Exercise directions: Write each line out exactly, leaving none out.

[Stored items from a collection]
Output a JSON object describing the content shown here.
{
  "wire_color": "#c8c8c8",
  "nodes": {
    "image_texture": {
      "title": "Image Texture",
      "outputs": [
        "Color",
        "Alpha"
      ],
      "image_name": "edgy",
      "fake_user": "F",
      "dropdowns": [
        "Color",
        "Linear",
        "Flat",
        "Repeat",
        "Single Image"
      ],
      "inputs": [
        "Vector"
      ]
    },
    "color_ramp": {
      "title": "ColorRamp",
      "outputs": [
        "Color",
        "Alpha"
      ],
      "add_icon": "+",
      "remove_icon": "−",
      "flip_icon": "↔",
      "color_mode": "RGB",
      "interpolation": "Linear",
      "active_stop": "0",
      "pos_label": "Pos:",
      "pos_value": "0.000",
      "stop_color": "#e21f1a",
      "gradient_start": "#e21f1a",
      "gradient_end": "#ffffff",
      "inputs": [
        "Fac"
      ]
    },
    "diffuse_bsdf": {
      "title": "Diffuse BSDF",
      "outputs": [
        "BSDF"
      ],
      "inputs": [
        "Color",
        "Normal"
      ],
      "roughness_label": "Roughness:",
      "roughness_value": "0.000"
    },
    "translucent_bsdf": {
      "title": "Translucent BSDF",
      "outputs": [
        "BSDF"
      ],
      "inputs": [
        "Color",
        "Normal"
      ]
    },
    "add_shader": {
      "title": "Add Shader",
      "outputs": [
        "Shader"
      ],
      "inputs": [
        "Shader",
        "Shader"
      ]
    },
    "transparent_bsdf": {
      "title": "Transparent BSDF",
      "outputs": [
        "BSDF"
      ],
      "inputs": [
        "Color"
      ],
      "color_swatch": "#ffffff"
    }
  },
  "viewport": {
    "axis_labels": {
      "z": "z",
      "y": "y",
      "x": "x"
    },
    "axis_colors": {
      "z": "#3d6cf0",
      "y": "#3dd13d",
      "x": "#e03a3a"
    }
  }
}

Final result:
Output a JSON object describing the content shown here.
{
  "wire_color": "#c8c8c8",
  "nodes": {
    "image_texture": {
      "title": "Image Texture",
      "outputs": [
        "Color",
        "Alpha"
      ],
      "image_name": "edgy",
      "fake_user": "F",
      "dropdowns": [
        "Color",
        "Linear",
        "Flat",
        "Repeat",
        "Single Image"
      ],
      "inputs": [
        "Vector"
      ]
    },
    "color_ramp": {
      "title": "ColorRamp",
      "outputs": [
        "Color",
        "Alpha"
      ],
      "add_icon": "+",
      "remove_icon": "−",
      "flip_icon": "↔",
      "color_mode": "RGB",
      "interpolation": "Linear",
      "active_stop": "0",
      "pos_label": "Pos:",
      "pos_value": "0.000",
      "stop_color": "#e21f1a",
      "gradient_start": "#e21f1a",
      "gradient_end": "#ffffff",
      "inputs": [
        "Fac"
      ]
    },
    "diffuse_bsdf": {
      "title": "Diffuse BSDF",
      "outputs": [
        "BSDF"
      ],
      "inputs": [
        "Color",
        "Normal"
      ],
      "roughness_label": "Roughness:",
      "roughness_value": "0.000"
    },
    "translucent_bsdf": {
      "title": "Translucent BSDF",
      "outputs": [
        "BSDF"
      ],
      "inputs": [
        "Color",
        "Normal"
      ]
    },
    "add_shader": {
      "title": "Add Shader",
      "outputs": [
        "Shader"
      ],
      "inputs": [
        "Shader",
        "Shader"
      ]
    },
    "transparent_bsdf": {
      "title": "Transparent BSDF",
      "outputs": [
        "BSDF"
      ],
      "inputs": [
        "Color"
      ],
      "color_swatch": "#ffffff"
    }
  },
  "viewport": {
    "axis_labels": {
      "z": "z",
      "y": "y",
      "x": "x"
    },
    "axis_colors": {
      "z": "#3d6cf0",
      "y": "#3dd13d",
      "x": "#e03a3a"
    }
  }
}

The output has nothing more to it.